- _Problem_: Extract the lines that hold the string "structured".

"""

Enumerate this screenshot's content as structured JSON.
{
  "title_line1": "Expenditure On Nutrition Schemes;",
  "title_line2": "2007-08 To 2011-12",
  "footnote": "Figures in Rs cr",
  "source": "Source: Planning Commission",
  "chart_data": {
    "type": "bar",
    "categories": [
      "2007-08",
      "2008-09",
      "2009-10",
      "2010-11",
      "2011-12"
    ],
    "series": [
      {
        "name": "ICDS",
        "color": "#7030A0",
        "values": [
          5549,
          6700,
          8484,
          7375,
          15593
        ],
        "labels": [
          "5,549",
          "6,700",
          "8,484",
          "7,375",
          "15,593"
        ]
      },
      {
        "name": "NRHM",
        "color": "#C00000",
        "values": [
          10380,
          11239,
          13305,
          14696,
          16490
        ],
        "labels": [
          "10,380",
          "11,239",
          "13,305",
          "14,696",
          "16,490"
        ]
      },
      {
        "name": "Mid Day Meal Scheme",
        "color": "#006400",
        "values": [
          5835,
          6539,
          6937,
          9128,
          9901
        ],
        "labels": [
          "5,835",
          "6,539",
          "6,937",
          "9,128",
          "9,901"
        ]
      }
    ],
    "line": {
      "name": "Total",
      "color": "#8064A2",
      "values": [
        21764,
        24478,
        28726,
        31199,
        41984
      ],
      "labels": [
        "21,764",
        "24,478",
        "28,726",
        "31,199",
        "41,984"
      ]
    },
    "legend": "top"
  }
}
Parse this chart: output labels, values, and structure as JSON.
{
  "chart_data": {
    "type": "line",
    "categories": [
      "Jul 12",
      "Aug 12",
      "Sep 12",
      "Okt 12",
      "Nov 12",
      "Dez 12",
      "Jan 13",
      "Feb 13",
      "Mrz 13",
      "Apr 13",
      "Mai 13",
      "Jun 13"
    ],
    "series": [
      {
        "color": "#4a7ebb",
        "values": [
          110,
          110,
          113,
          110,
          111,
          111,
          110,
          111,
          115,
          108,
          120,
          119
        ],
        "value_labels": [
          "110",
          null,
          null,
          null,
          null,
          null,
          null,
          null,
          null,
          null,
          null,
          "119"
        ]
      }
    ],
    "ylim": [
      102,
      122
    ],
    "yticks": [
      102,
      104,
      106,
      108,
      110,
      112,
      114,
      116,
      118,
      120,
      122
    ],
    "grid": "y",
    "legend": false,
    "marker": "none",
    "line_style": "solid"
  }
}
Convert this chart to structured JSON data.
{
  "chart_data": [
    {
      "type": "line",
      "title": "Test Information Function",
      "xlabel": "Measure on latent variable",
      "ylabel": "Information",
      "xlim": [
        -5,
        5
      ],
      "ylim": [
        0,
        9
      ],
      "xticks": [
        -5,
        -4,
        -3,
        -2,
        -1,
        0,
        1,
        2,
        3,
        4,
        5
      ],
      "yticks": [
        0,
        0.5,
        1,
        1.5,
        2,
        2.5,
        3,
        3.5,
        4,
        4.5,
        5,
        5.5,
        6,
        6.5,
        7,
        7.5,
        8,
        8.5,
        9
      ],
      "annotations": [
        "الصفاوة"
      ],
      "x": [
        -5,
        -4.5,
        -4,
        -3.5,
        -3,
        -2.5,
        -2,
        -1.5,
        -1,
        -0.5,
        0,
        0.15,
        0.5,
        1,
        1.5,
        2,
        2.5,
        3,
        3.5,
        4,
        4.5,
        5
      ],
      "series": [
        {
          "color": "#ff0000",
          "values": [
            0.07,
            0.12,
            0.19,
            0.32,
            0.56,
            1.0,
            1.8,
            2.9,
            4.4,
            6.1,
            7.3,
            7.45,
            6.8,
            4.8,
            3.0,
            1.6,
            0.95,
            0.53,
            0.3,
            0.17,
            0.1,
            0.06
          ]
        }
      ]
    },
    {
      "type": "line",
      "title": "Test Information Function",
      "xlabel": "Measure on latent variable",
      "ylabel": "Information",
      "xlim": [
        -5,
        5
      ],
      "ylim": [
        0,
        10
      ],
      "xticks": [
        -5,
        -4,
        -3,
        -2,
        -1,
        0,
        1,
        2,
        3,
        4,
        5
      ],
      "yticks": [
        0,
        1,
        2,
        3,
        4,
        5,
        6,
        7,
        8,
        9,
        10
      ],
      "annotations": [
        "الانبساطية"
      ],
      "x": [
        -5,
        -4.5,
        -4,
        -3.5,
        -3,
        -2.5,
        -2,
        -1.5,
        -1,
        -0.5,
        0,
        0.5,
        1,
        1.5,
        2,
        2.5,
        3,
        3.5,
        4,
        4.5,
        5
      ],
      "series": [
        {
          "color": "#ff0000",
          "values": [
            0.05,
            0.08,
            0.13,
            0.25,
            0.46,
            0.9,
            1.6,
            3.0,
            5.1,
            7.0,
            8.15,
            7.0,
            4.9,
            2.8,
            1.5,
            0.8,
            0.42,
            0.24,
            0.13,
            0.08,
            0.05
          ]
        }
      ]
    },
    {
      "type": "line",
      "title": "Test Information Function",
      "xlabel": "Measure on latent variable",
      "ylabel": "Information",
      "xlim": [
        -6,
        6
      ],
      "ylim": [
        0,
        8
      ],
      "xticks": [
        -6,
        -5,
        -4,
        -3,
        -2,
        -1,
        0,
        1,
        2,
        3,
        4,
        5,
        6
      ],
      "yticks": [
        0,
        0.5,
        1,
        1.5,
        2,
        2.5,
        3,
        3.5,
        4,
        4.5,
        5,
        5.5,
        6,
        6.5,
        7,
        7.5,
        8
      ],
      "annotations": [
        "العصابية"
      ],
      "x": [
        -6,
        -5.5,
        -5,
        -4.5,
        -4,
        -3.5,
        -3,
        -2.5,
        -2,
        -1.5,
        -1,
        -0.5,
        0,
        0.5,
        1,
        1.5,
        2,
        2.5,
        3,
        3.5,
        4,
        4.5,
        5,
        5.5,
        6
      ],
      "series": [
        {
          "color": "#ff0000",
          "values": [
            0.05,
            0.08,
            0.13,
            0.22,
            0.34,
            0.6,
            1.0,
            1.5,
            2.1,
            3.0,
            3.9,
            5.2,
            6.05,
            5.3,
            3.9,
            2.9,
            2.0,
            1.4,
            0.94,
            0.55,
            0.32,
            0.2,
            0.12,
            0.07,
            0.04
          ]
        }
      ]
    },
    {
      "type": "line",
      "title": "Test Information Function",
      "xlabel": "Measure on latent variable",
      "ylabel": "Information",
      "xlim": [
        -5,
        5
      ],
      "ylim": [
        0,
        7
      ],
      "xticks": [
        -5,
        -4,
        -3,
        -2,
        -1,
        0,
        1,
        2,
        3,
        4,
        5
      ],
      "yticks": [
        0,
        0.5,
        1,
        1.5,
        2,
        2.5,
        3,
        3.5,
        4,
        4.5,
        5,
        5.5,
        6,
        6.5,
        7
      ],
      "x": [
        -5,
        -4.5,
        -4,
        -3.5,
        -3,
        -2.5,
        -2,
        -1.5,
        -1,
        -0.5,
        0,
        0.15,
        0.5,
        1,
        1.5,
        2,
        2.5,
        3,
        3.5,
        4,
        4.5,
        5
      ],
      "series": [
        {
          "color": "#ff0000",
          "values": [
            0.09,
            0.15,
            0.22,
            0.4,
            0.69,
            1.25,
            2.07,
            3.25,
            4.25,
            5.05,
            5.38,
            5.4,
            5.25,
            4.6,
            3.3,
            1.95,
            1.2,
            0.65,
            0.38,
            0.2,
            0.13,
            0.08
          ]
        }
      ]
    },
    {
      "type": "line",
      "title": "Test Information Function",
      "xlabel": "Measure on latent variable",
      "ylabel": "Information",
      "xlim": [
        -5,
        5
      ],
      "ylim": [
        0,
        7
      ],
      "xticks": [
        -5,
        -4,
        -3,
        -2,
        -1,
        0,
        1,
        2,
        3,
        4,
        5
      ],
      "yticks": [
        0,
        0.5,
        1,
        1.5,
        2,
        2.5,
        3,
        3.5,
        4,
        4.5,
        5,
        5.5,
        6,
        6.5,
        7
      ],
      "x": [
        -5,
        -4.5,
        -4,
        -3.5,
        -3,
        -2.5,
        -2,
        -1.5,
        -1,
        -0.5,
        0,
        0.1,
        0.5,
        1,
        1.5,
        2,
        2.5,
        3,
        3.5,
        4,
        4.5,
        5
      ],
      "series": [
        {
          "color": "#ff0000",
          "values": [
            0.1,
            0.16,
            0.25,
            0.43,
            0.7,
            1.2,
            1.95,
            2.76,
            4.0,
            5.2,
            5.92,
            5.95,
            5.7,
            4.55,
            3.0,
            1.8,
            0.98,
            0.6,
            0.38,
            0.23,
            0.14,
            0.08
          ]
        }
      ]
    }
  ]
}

"""

- _Reply_:
Enumerate this screenshot's content as structured JSON.
Convert this chart to structured JSON data.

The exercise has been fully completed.